_Task brief_: Reproduce the listing below verbatim.

--- START ---

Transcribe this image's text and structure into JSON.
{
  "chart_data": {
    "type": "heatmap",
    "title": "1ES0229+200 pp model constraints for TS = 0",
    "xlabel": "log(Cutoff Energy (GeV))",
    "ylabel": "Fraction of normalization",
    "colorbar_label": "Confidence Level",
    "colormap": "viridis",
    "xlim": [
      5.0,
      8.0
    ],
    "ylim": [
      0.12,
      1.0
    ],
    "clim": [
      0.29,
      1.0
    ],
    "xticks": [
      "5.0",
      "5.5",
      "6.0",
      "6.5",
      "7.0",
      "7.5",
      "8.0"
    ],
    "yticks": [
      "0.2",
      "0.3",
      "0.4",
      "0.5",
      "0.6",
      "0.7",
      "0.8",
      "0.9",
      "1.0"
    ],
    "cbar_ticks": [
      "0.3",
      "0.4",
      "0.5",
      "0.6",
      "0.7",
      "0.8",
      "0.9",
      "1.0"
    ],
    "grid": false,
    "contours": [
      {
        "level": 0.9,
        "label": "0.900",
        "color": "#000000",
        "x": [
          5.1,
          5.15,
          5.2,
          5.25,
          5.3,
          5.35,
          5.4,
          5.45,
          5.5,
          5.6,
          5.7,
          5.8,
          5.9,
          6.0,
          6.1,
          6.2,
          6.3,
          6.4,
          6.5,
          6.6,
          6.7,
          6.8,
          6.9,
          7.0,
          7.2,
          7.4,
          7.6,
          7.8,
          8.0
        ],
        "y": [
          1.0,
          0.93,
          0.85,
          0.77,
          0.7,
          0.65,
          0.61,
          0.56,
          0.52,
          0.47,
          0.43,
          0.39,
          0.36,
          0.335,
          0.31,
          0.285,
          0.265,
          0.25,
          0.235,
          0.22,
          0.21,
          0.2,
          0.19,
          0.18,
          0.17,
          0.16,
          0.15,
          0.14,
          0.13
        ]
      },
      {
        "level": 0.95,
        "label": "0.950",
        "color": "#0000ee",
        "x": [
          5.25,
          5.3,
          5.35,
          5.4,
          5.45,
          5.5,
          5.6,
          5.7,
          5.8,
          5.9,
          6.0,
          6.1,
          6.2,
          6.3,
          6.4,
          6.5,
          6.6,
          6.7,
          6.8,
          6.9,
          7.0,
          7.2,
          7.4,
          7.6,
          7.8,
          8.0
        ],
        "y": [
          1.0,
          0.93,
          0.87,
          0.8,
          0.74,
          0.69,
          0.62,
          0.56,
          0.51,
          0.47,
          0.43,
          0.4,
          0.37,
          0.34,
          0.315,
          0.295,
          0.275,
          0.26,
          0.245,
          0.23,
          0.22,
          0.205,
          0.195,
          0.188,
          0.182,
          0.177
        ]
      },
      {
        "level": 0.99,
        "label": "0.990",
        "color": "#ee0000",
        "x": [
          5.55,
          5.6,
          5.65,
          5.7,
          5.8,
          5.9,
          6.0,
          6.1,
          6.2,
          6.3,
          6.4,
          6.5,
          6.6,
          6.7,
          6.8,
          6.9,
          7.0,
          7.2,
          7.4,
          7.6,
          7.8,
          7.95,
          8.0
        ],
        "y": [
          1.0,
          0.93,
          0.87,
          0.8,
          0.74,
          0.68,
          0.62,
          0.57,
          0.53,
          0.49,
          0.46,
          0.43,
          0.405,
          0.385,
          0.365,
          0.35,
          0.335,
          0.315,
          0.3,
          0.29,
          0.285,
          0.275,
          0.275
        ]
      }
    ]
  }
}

--- END ---

_Output for this exercise_:
Transcribe this image's text and structure into JSON.
{
  "chart_data": {
    "type": "heatmap",
    "title": "1ES0229+200 pp model constraints for TS = 0",
    "xlabel": "log(Cutoff Energy (GeV))",
    "ylabel": "Fraction of normalization",
    "colorbar_label": "Confidence Level",
    "colormap": "viridis",
    "xlim": [
      5.0,
      8.0
    ],
    "ylim": [
      0.12,
      1.0
    ],
    "clim": [
      0.29,
      1.0
    ],
    "xticks": [
      "5.0",
      "5.5",
      "6.0",
      "6.5",
      "7.0",
      "7.5",
      "8.0"
    ],
    "yticks": [
      "0.2",
      "0.3",
      "0.4",
      "0.5",
      "0.6",
      "0.7",
      "0.8",
      "0.9",
      "1.0"
    ],
    "cbar_ticks": [
      "0.3",
      "0.4",
      "0.5",
      "0.6",
      "0.7",
      "0.8",
      "0.9",
      "1.0"
    ],
    "grid": false,
    "contours": [
      {
        "level": 0.9,
        "label": "0.900",
        "color": "#000000",
        "x": [
          5.1,
          5.15,
          5.2,
          5.25,
          5.3,
          5.35,
          5.4,
          5.45,
          5.5,
          5.6,
          5.7,
          5.8,
          5.9,
          6.0,
          6.1,
          6.2,
          6.3,
          6.4,
          6.5,
          6.6,
          6.7,
          6.8,
          6.9,
          7.0,
          7.2,
          7.4,
          7.6,
          7.8,
          8.0
        ],
        "y": [
          1.0,
          0.93,
          0.85,
          0.77,
          0.7,
          0.65,
          0.61,
          0.56,
          0.52,
          0.47,
          0.43,
          0.39,
          0.36,
          0.335,
          0.31,
          0.285,
          0.265,
          0.25,
          0.235,
          0.22,
          0.21,
          0.2,
          0.19,
          0.18,
          0.17,
          0.16,
          0.15,
          0.14,
          0.13
        ]
      },
      {
        "level": 0.95,
        "label": "0.950",
        "color": "#0000ee",
        "x": [
          5.25,
          5.3,
          5.35,
          5.4,
          5.45,
          5.5,
          5.6,
          5.7,
          5.8,
          5.9,
          6.0,
          6.1,
          6.2,
          6.3,
          6.4,
          6.5,
          6.6,
          6.7,
          6.8,
          6.9,
          7.0,
          7.2,
          7.4,
          7.6,
          7.8,
          8.0
        ],
        "y": [
          1.0,
          0.93,
          0.87,
          0.8,
          0.74,
          0.69,
          0.62,
          0.56,
          0.51,
          0.47,
          0.43,
          0.4,
          0.37,
          0.34,
          0.315,
          0.295,
          0.275,
          0.26,
          0.245,
          0.23,
          0.22,
          0.205,
          0.195,
          0.188,
          0.182,
          0.177
        ]
      },
      {
        "level": 0.99,
        "label": "0.990",
        "color": "#ee0000",
        "x": [
          5.55,
          5.6,
          5.65,
          5.7,
          5.8,
          5.9,
          6.0,
          6.1,
          6.2,
          6.3,
          6.4,
          6.5,
          6.6,
          6.7,
          6.8,
          6.9,
          7.0,
          7.2,
          7.4,
          7.6,
          7.8,
          7.95,
          8.0
        ],
        "y": [
          1.0,
          0.93,
          0.87,
          0.8,
          0.74,
          0.68,
          0.62,
          0.57,
          0.53,
          0.49,
          0.46,
          0.43,
          0.405,
          0.385,
          0.365,
          0.35,
          0.335,
          0.315,
          0.3,
          0.29,
          0.285,
          0.275,
          0.275
        ]
      }
    ]
  }
}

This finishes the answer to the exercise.